── Input records ──

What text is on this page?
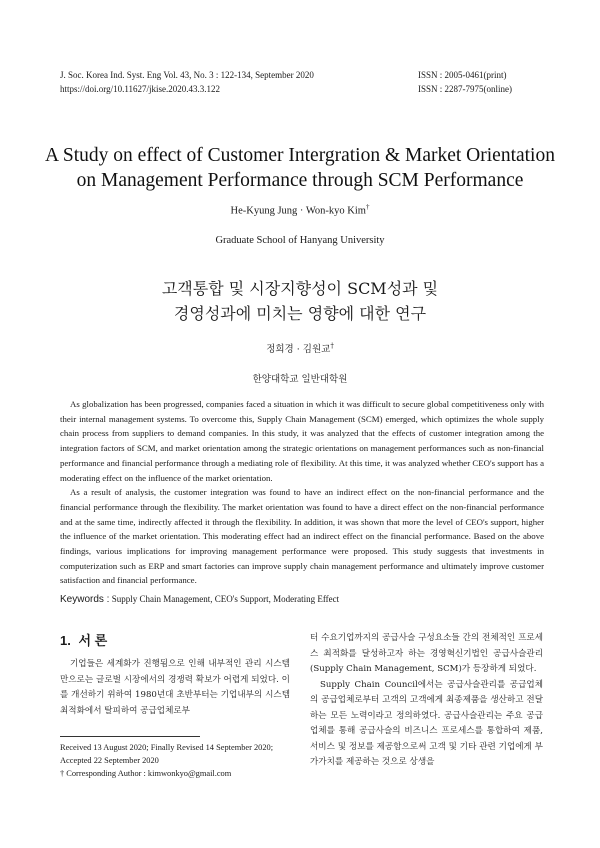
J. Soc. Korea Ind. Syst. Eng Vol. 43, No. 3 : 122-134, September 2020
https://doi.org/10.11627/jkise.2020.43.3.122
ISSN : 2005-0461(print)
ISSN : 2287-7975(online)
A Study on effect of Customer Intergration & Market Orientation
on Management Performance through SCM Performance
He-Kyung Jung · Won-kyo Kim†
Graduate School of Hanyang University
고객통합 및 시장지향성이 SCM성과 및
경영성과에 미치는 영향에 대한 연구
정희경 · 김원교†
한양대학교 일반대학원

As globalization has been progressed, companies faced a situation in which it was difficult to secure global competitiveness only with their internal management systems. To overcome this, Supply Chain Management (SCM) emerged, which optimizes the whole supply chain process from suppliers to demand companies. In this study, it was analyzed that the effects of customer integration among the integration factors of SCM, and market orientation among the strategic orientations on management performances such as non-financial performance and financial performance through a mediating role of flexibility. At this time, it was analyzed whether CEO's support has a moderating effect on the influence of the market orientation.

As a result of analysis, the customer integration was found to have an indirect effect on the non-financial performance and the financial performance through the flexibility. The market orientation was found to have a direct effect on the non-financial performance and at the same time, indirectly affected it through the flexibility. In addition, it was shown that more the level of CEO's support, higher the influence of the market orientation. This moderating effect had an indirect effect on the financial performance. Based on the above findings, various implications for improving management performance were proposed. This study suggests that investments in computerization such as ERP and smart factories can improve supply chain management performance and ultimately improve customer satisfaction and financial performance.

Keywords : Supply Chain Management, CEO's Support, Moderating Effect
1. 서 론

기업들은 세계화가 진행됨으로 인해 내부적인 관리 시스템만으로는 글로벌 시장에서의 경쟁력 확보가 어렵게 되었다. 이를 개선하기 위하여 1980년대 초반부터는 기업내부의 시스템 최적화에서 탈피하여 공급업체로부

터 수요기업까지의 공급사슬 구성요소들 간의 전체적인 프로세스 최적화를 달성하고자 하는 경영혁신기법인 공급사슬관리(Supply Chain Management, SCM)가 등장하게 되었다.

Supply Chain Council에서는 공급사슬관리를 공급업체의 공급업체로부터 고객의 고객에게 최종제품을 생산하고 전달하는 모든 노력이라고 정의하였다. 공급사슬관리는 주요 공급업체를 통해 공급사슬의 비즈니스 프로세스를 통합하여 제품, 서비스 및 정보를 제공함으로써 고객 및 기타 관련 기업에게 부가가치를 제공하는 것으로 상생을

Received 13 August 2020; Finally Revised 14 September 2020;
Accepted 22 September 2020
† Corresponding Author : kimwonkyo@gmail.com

───

▶ What is being asked
Where a line in the material above holds "September", copy that line.

▶ Solution to this task
J. Soc. Korea Ind. Syst. Eng Vol. 43, No. 3 : 122-134, September 2020
Received 13 August 2020; Finally Revised 14 September 2020;
Accepted 22 September 2020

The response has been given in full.